- [What you will do] If a line in the material below has the string "lactámicos", copy it out.

- [Records for this task]
=== Begin Enclosure ===

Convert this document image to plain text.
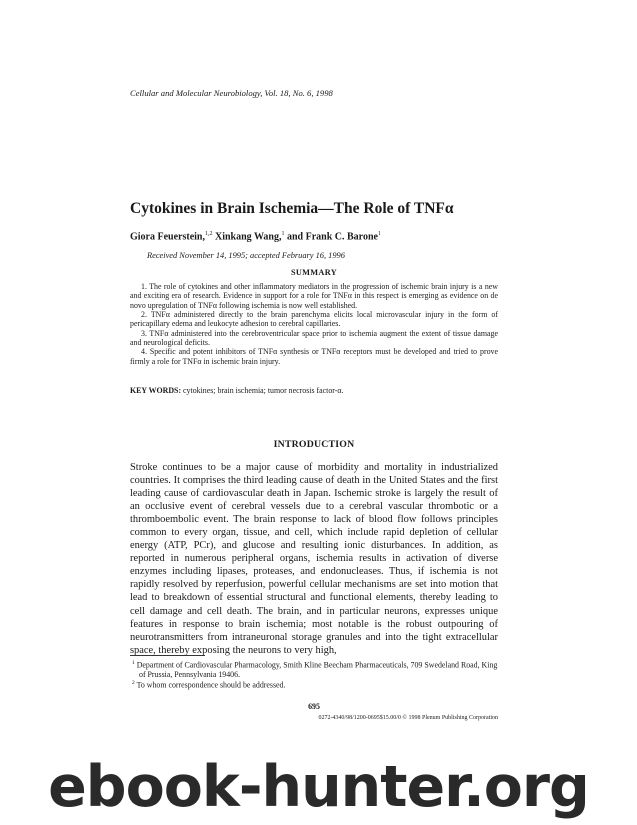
Cellular and Molecular Neurobiology, Vol. 18, No. 6, 1998
Cytokines in Brain Ischemia—The Role of TNFα
Giora Feuerstein,$^{1,2}$ Xinkang Wang,$^1$ and Frank C. Barone$^1$
Received November 14, 1995; accepted February 16, 1996
SUMMARY

1. The role of cytokines and other inflammatory mediators in the progression of ischemic brain injury is a new and exciting era of research. Evidence in support for a role for TNFα in this respect is emerging as evidence on de novo upregulation of TNFα following ischemia is now well established.

2. TNFα administered directly to the brain parenchyma elicits local microvascular injury in the form of pericapillary edema and leukocyte adhesion to cerebral capillaries.

3. TNFα administered into the cerebroventricular space prior to ischemia augment the extent of tissue damage and neurological deficits.

4. Specific and potent inhibitors of TNFα synthesis or TNFα receptors must be developed and tried to prove firmly a role for TNFα in ischemic brain injury.

KEY WORDS: cytokines; brain ischemia; tumor necrosis factor-α.
INTRODUCTION

Stroke continues to be a major cause of morbidity and mortality in industrialized countries. It comprises the third leading cause of death in the United States and the first leading cause of cardiovascular death in Japan. Ischemic stroke is largely the result of an occlusive event of cerebral vessels due to a cerebral vascular thrombotic or a thromboembolic event. The brain response to lack of blood flow follows principles common to every organ, tissue, and cell, which include rapid depletion of cellular energy (ATP, PCr), and glucose and resulting ionic disturbances. In addition, as reported in numerous peripheral organs, ischemia results in activation of diverse enzymes including lipases, proteases, and endonucleases. Thus, if ischemia is not rapidly resolved by reperfusion, powerful cellular mechanisms are set into motion that lead to breakdown of essential structural and functional elements, thereby leading to cell damage and cell death. The brain, and in particular neurons, expresses unique features in response to brain ischemia; most notable is the robust outpouring of neurotransmitters from intraneuronal storage granules and into the tight extracellular space, thereby exposing the neurons to very high,

$^1$ Department of Cardiovascular Pharmacology, Smith Kline Beecham Pharmaceuticals, 709 Swedeland Road, King of Prussia, Pennsylvania 19406.

$^2$ To whom correspondence should be addressed.

695
0272-4340/98/1200-0695$15.00/0 © 1998 Plenum Publishing Corporation
ebook-hunter.org
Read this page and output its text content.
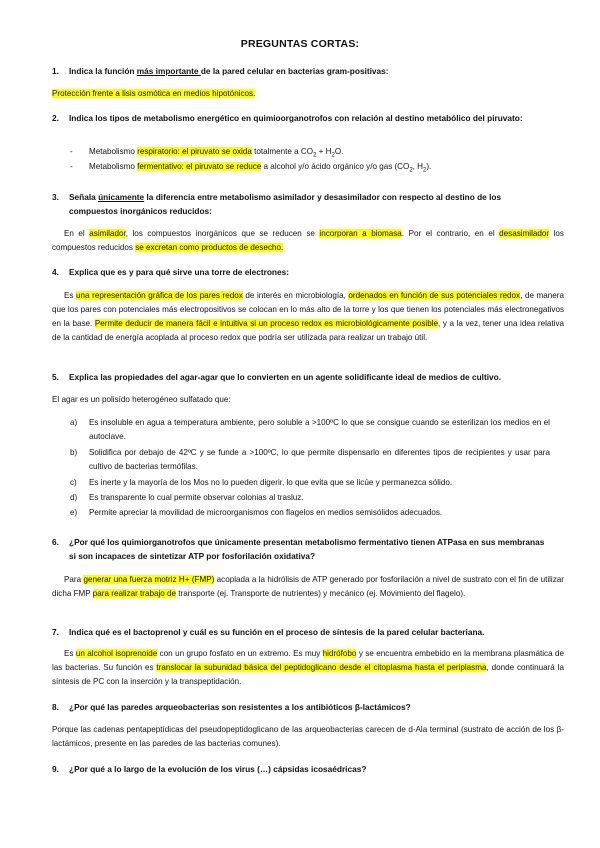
PREGUNTAS CORTAS:
1.	Indica la función más importante de la pared celular en bacterias gram-positivas:
Protección frente a lisis osmótica en medios hipotónicos.
2.	Indica los tipos de metabolismo energético en quimioorganotrofos con relación al destino metabólico del piruvato:
-	Metabolismo respiratorio: el piruvato se oxida totalmente a $CO_2 + H_2O$.
-	Metabolismo fermentativo: el piruvato se reduce a alcohol y/o ácido orgánico y/o gas ($CO_2$, $H_2$).
3.	Señala únicamente la diferencia entre metabolismo asimilador y desasimilador con respecto al destino de los compuestos inorgánicos reducidos:
En el asimilador, los compuestos inorgánicos que se reducen se incorporan a biomasa. Por el contrario, en el desasimilador los compuestos reducidos se excretan como productos de desecho.
4.	Explica que es y para qué sirve una torre de electrones:
Es una representación gráfica de los pares redox de interés en microbiología, ordenados en función de sus potenciales redox, de manera que los pares con potenciales más electropositivos se colocan en lo más alto de la torre y los que tienen los potenciales más electronegativos en la base. Permite deducir de manera fácil e intuitiva si un proceso redox es microbiológicamente posible, y a la vez, tener una idea relativa de la cantidad de energía acoplada al proceso redox que podría ser utilizada para realizar un trabajo útil.
5.	Explica las propiedades del agar-agar que lo convierten en un agente solidificante ideal de medios de cultivo.
El agar es un polisído heterogéneo sulfatado que:
a)	Es insoluble en agua a temperatura ambiente, pero soluble a >100ºC lo que se consigue cuando se esterilizan los medios en el autoclave.
b)	Solidifica por debajo de 42ºC y se funde a >100ºC, lo que permite dispensarlo en diferentes tipos de recipientes y usar para cultivo de bacterias termófilas.
c)	Es inerte y la mayoría de los Mos no lo pueden digerir, lo que evita que se licúe y permanezca sólido.
d)	Es transparente lo cual permite observar colonias al trasluz.
e)	Permite apreciar la movilidad de microorganismos con flagelos en medios semisólidos adecuados.
6.	¿Por qué los quimiorganotrofos que únicamente presentan metabolismo fermentativo tienen ATPasa en sus membranas si son incapaces de sintetizar ATP por fosforilación oxidativa?
Para generar una fuerza motriz H+ (FMP) acoplada a la hidrólisis de ATP generado por fosforilación a nivel de sustrato con el fin de utilizar dicha FMP para realizar trabajo de transporte (ej. Transporte de nutrientes) y mecánico (ej. Movimiento del flagelo).
7.	Indica qué es el bactoprenol y cuál es su función en el proceso de síntesis de la pared celular bacteriana.
Es un alcohol isoprenoide con un grupo fosfato en un extremo. Es muy hidrófobo y se encuentra embebido en la membrana plasmática de las bacterias. Su función es translocar la subunidad básica del peptidoglicano desde el citoplasma hasta el periplasma, donde continuará la síntesis de PC con la inserción y la transpeptidación.
8.	¿Por qué las paredes arqueobacterias son resistentes a los antibióticos β-lactámicos?
Porque las cadenas pentapeptídicas del pseudopeptidoglicano de las arqueobacterias carecen de d-Ala terminal (sustrato de acción de los β-lactámicos, presente en las paredes de las bacterias comunes).
9.	¿Por qué a lo largo de la evolución de los virus (…) cápsidas icosaédricas?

=== End Enclosure ===

- [Response area]
8.	¿Por qué las paredes arqueobacterias son resistentes a los antibióticos β-lactámicos?
Porque las cadenas pentapeptídicas del pseudopeptidoglicano de las arqueobacterias carecen de d-Ala terminal (sustrato de acción de los β-lactámicos, presente en las paredes de las bacterias comunes).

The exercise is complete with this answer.